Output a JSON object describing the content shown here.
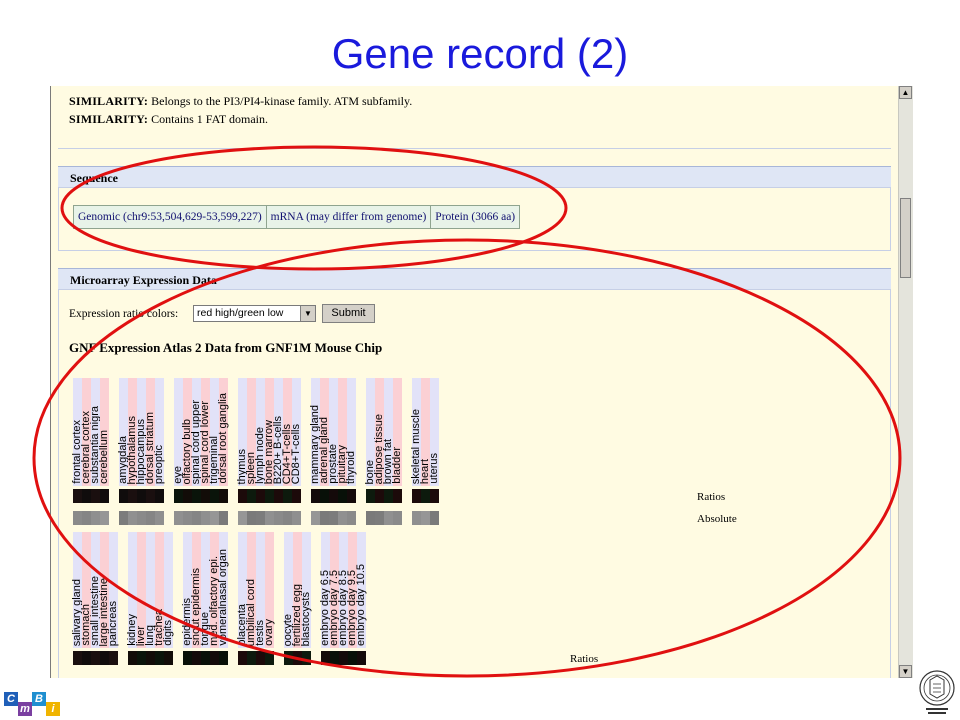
{
  "slide": {
    "title": "Gene record (2)"
  },
  "similarity": [
    {
      "label": "SIMILARITY:",
      "text": "Belongs to the PI3/PI4-kinase family. ATM subfamily."
    },
    {
      "label": "SIMILARITY:",
      "text": "Contains 1 FAT domain."
    }
  ],
  "sequence": {
    "heading": "Sequence",
    "links": [
      "Genomic (chr9:53,504,629-53,599,227)",
      "mRNA (may differ from genome)",
      "Protein (3066 aa)"
    ]
  },
  "microarray": {
    "heading": "Microarray Expression Data",
    "color_label": "Expression ratio colors:",
    "color_selected": "red high/green low",
    "submit_label": "Submit",
    "atlas_title": "GNF Expression Atlas 2 Data from GNF1M Mouse Chip",
    "ratios_label": "Ratios",
    "absolute_label": "Absolute",
    "groups_row1": [
      [
        "frontal cortex",
        "cerebral cortex",
        "substantia nigra",
        "cerebellum"
      ],
      [
        "amygdala",
        "hypothalamus",
        "hippocampus",
        "dorsal striatum",
        "preoptic"
      ],
      [
        "eye",
        "olfactory bulb",
        "spinal cord upper",
        "spinal cord lower",
        "trigeminal",
        "dorsal root ganglia"
      ],
      [
        "thymus",
        "spleen",
        "lymph node",
        "bone marrow",
        "B220+ B-cells",
        "CD4+T-cells",
        "CD8+T-cells"
      ],
      [
        "mammary gland",
        "adrenal gland",
        "prostate",
        "pituitary",
        "thyroid"
      ],
      [
        "bone",
        "adipose tissue",
        "brown fat",
        "bladder"
      ],
      [
        "skeletal muscle",
        "heart",
        "uterus"
      ]
    ],
    "groups_row2": [
      [
        "salivary gland",
        "stomach",
        "small intestine",
        "large intestine",
        "pancreas"
      ],
      [
        "kidney",
        "liver",
        "lung",
        "trachea",
        "digits"
      ],
      [
        "epidermis",
        "snout epidermis",
        "tongue",
        "med. olfactory epi.",
        "vomeralnasal organ"
      ],
      [
        "placenta",
        "umbilical cord",
        "testis",
        "ovary"
      ],
      [
        "oocyte",
        "fertilized egg",
        "blastocysts"
      ],
      [
        "embryo day 6.5",
        "embryo day 7.5",
        "embryo day 8.5",
        "embryo day 9.5",
        "embryo day 10.5"
      ]
    ]
  },
  "colors": {
    "title": "#1a1adc",
    "annotation": "#e01010",
    "panel_header": "#dfe6f5",
    "page_bg": "#fffbe2",
    "label_pink": "#fbd0d4",
    "label_lavender": "#e2e2f8"
  },
  "icons": [
    "scroll-up-arrow-icon",
    "scroll-down-arrow-icon",
    "dropdown-arrow-icon",
    "cmbi-logo",
    "university-seal-logo"
  ],
  "logo": {
    "letters": [
      "C",
      "m",
      "B",
      "i"
    ]
  }
}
-=-=-=-=-
Which of the lines above hold the word "logo"? Copy each one.

◆ **Answer to this problem**
    "cmbi-logo",
    "university-seal-logo"
  "logo": {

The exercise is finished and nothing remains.